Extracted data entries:
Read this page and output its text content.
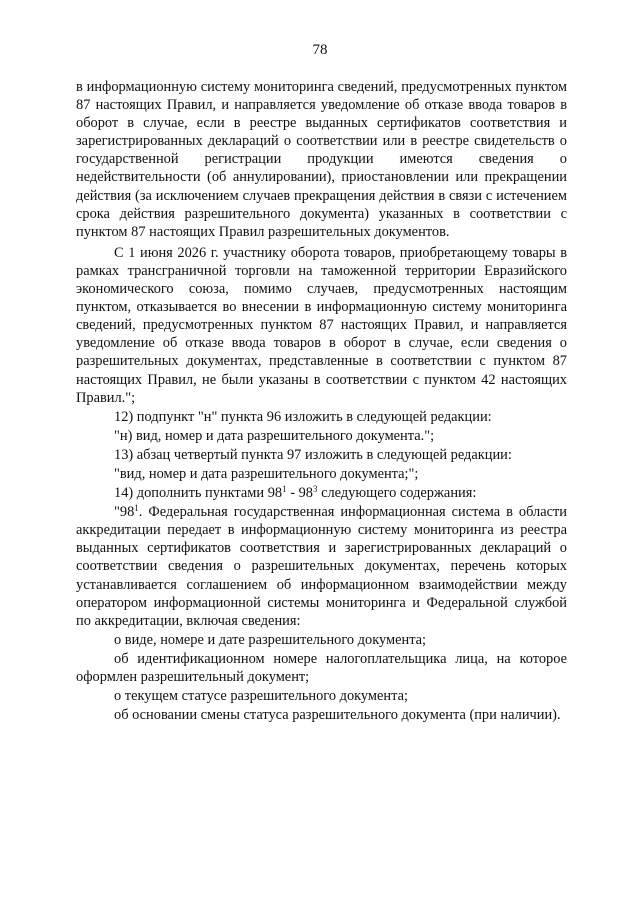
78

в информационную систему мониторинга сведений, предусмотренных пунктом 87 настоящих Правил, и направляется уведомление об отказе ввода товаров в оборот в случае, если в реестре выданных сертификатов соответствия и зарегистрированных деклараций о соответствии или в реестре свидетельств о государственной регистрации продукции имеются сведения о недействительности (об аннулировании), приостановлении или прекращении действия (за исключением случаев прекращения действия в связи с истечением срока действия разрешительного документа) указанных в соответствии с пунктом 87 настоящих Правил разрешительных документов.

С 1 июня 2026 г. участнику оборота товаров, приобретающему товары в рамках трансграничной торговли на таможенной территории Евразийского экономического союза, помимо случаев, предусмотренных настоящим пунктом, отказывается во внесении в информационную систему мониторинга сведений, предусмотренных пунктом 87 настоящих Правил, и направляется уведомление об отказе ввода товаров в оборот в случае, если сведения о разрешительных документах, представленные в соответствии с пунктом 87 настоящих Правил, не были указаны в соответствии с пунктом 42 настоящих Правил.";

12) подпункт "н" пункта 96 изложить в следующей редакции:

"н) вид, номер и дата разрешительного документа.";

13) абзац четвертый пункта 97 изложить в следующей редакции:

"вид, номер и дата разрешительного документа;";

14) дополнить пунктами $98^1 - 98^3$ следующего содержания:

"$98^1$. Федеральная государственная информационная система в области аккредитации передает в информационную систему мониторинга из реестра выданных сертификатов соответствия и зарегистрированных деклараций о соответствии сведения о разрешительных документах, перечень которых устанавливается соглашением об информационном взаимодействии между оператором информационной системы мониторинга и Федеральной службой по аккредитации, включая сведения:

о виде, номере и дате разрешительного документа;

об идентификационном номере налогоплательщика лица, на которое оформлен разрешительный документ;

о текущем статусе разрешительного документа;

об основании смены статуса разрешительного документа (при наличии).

# Given problem
Without the pictures, retype the whole of the material above exactly.

# The answer
Read this page and output its text content.
78

в информационную систему мониторинга сведений, предусмотренных пунктом 87 настоящих Правил, и направляется уведомление об отказе ввода товаров в оборот в случае, если в реестре выданных сертификатов соответствия и зарегистрированных деклараций о соответствии или в реестре свидетельств о государственной регистрации продукции имеются сведения о недействительности (об аннулировании), приостановлении или прекращении действия (за исключением случаев прекращения действия в связи с истечением срока действия разрешительного документа) указанных в соответствии с пунктом 87 настоящих Правил разрешительных документов.

С 1 июня 2026 г. участнику оборота товаров, приобретающему товары в рамках трансграничной торговли на таможенной территории Евразийского экономического союза, помимо случаев, предусмотренных настоящим пунктом, отказывается во внесении в информационную систему мониторинга сведений, предусмотренных пунктом 87 настоящих Правил, и направляется уведомление об отказе ввода товаров в оборот в случае, если сведения о разрешительных документах, представленные в соответствии с пунктом 87 настоящих Правил, не были указаны в соответствии с пунктом 42 настоящих Правил.";

12) подпункт "н" пункта 96 изложить в следующей редакции:

"н) вид, номер и дата разрешительного документа.";

13) абзац четвертый пункта 97 изложить в следующей редакции:

"вид, номер и дата разрешительного документа;";

14) дополнить пунктами $98^1 - 98^3$ следующего содержания:

"$98^1$. Федеральная государственная информационная система в области аккредитации передает в информационную систему мониторинга из реестра выданных сертификатов соответствия и зарегистрированных деклараций о соответствии сведения о разрешительных документах, перечень которых устанавливается соглашением об информационном взаимодействии между оператором информационной системы мониторинга и Федеральной службой по аккредитации, включая сведения:

о виде, номере и дате разрешительного документа;

об идентификационном номере налогоплательщика лица, на которое оформлен разрешительный документ;

о текущем статусе разрешительного документа;

об основании смены статуса разрешительного документа (при наличии).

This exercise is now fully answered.